# [Entries supplied]

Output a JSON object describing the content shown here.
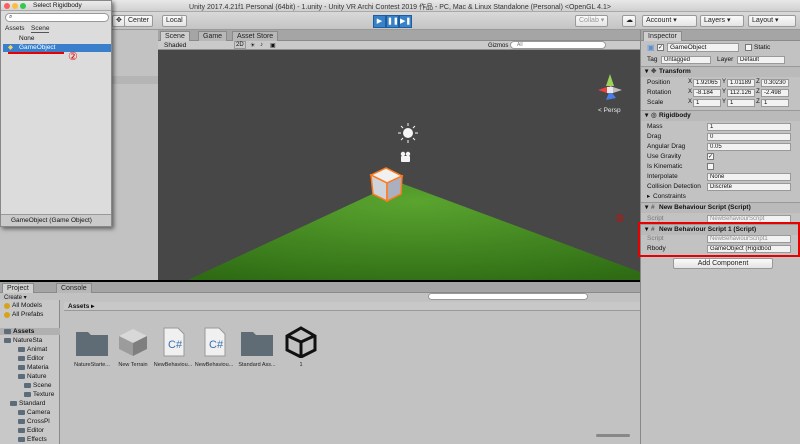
{
  "window": {
    "title": "Unity 2017.4.21f1 Personal (64bit) - 1.unity - Unity VR Archi Contest 2019 作品 - PC, Mac & Linux Standalone (Personal) <OpenGL 4.1>"
  },
  "toolbar": {
    "center": "Center",
    "local": "Local",
    "collab": "Collab ▾",
    "account": "Account",
    "layers": "Layers",
    "layout": "Layout"
  },
  "picker": {
    "title": "Select Rigidbody",
    "tabs": [
      "Assets",
      "Scene"
    ],
    "items": [
      "None",
      "GameObject"
    ],
    "footer": "GameObject (Game Object)"
  },
  "scene": {
    "tabs": [
      "Scene",
      "Game",
      "Asset Store"
    ],
    "shading": "Shaded",
    "mode2d": "2D",
    "gizmos": "Gizmos ▾",
    "search_placeholder": "All",
    "persp": "< Persp",
    "colors": {
      "sky": "#474747",
      "grass": "#3f8a1f",
      "cube_outline": "#ff7a1a"
    }
  },
  "inspector": {
    "tab": "Inspector",
    "object_name": "GameObject",
    "static_label": "Static",
    "tag_label": "Tag",
    "tag_value": "Untagged",
    "layer_label": "Layer",
    "layer_value": "Default",
    "transform": {
      "title": "Transform",
      "rows": [
        {
          "label": "Position",
          "x": "1.92065",
          "y": "1.01189",
          "z": "0.30230"
        },
        {
          "label": "Rotation",
          "x": "-8.184",
          "y": "112.126",
          "z": "-2.498"
        },
        {
          "label": "Scale",
          "x": "1",
          "y": "1",
          "z": "1"
        }
      ]
    },
    "rigidbody": {
      "title": "Rigidbody",
      "mass_label": "Mass",
      "mass": "1",
      "drag_label": "Drag",
      "drag": "0",
      "angular_drag_label": "Angular Drag",
      "angular_drag": "0.05",
      "use_gravity_label": "Use Gravity",
      "is_kinematic_label": "Is Kinematic",
      "interpolate_label": "Interpolate",
      "interpolate": "None",
      "collision_label": "Collision Detection",
      "collision": "Discrete",
      "constraints_label": "Constraints"
    },
    "nbs": {
      "title": "New Behaviour Script (Script)",
      "script_label": "Script",
      "script_value": "NewBehaviourScript"
    },
    "nbs1": {
      "title": "New Behaviour Script 1 (Script)",
      "script_label": "Script",
      "script_value": "NewBehaviourScript1",
      "rbody_label": "Rbody",
      "rbody_value": "GameObject (Rigidbod"
    },
    "add_component": "Add Component"
  },
  "project": {
    "tabs": [
      "Project",
      "Console"
    ],
    "create": "Create ▾",
    "favorites": [
      "All Models",
      "All Prefabs"
    ],
    "tree": [
      "Assets",
      "NatureSta",
      "Animat",
      "Editor",
      "Materia",
      "Nature",
      "Scene",
      "Texture",
      "Standard",
      "Camera",
      "CrossPl",
      "Editor",
      "Effects"
    ],
    "breadcrumb": "Assets ▸",
    "assets": [
      "NatureStarte...",
      "New Terrain",
      "NewBehaviou...",
      "NewBehaviou...",
      "Standard Ass...",
      "1"
    ]
  },
  "annotations": {
    "one": "①",
    "two": "②",
    "color": "#e60000"
  }
}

# [Request]
The listing above needs to be output again exactly. Don't include the pictures.

# [Answer for this exercise]
Output a JSON object describing the content shown here.
{
  "window": {
    "title": "Unity 2017.4.21f1 Personal (64bit) - 1.unity - Unity VR Archi Contest 2019 作品 - PC, Mac & Linux Standalone (Personal) <OpenGL 4.1>"
  },
  "toolbar": {
    "center": "Center",
    "local": "Local",
    "collab": "Collab ▾",
    "account": "Account",
    "layers": "Layers",
    "layout": "Layout"
  },
  "picker": {
    "title": "Select Rigidbody",
    "tabs": [
      "Assets",
      "Scene"
    ],
    "items": [
      "None",
      "GameObject"
    ],
    "footer": "GameObject (Game Object)"
  },
  "scene": {
    "tabs": [
      "Scene",
      "Game",
      "Asset Store"
    ],
    "shading": "Shaded",
    "mode2d": "2D",
    "gizmos": "Gizmos ▾",
    "search_placeholder": "All",
    "persp": "< Persp",
    "colors": {
      "sky": "#474747",
      "grass": "#3f8a1f",
      "cube_outline": "#ff7a1a"
    }
  },
  "inspector": {
    "tab": "Inspector",
    "object_name": "GameObject",
    "static_label": "Static",
    "tag_label": "Tag",
    "tag_value": "Untagged",
    "layer_label": "Layer",
    "layer_value": "Default",
    "transform": {
      "title": "Transform",
      "rows": [
        {
          "label": "Position",
          "x": "1.92065",
          "y": "1.01189",
          "z": "0.30230"
        },
        {
          "label": "Rotation",
          "x": "-8.184",
          "y": "112.126",
          "z": "-2.498"
        },
        {
          "label": "Scale",
          "x": "1",
          "y": "1",
          "z": "1"
        }
      ]
    },
    "rigidbody": {
      "title": "Rigidbody",
      "mass_label": "Mass",
      "mass": "1",
      "drag_label": "Drag",
      "drag": "0",
      "angular_drag_label": "Angular Drag",
      "angular_drag": "0.05",
      "use_gravity_label": "Use Gravity",
      "is_kinematic_label": "Is Kinematic",
      "interpolate_label": "Interpolate",
      "interpolate": "None",
      "collision_label": "Collision Detection",
      "collision": "Discrete",
      "constraints_label": "Constraints"
    },
    "nbs": {
      "title": "New Behaviour Script (Script)",
      "script_label": "Script",
      "script_value": "NewBehaviourScript"
    },
    "nbs1": {
      "title": "New Behaviour Script 1 (Script)",
      "script_label": "Script",
      "script_value": "NewBehaviourScript1",
      "rbody_label": "Rbody",
      "rbody_value": "GameObject (Rigidbod"
    },
    "add_component": "Add Component"
  },
  "project": {
    "tabs": [
      "Project",
      "Console"
    ],
    "create": "Create ▾",
    "favorites": [
      "All Models",
      "All Prefabs"
    ],
    "tree": [
      "Assets",
      "NatureSta",
      "Animat",
      "Editor",
      "Materia",
      "Nature",
      "Scene",
      "Texture",
      "Standard",
      "Camera",
      "CrossPl",
      "Editor",
      "Effects"
    ],
    "breadcrumb": "Assets ▸",
    "assets": [
      "NatureStarte...",
      "New Terrain",
      "NewBehaviou...",
      "NewBehaviou...",
      "Standard Ass...",
      "1"
    ]
  },
  "annotations": {
    "one": "①",
    "two": "②",
    "color": "#e60000"
  }
}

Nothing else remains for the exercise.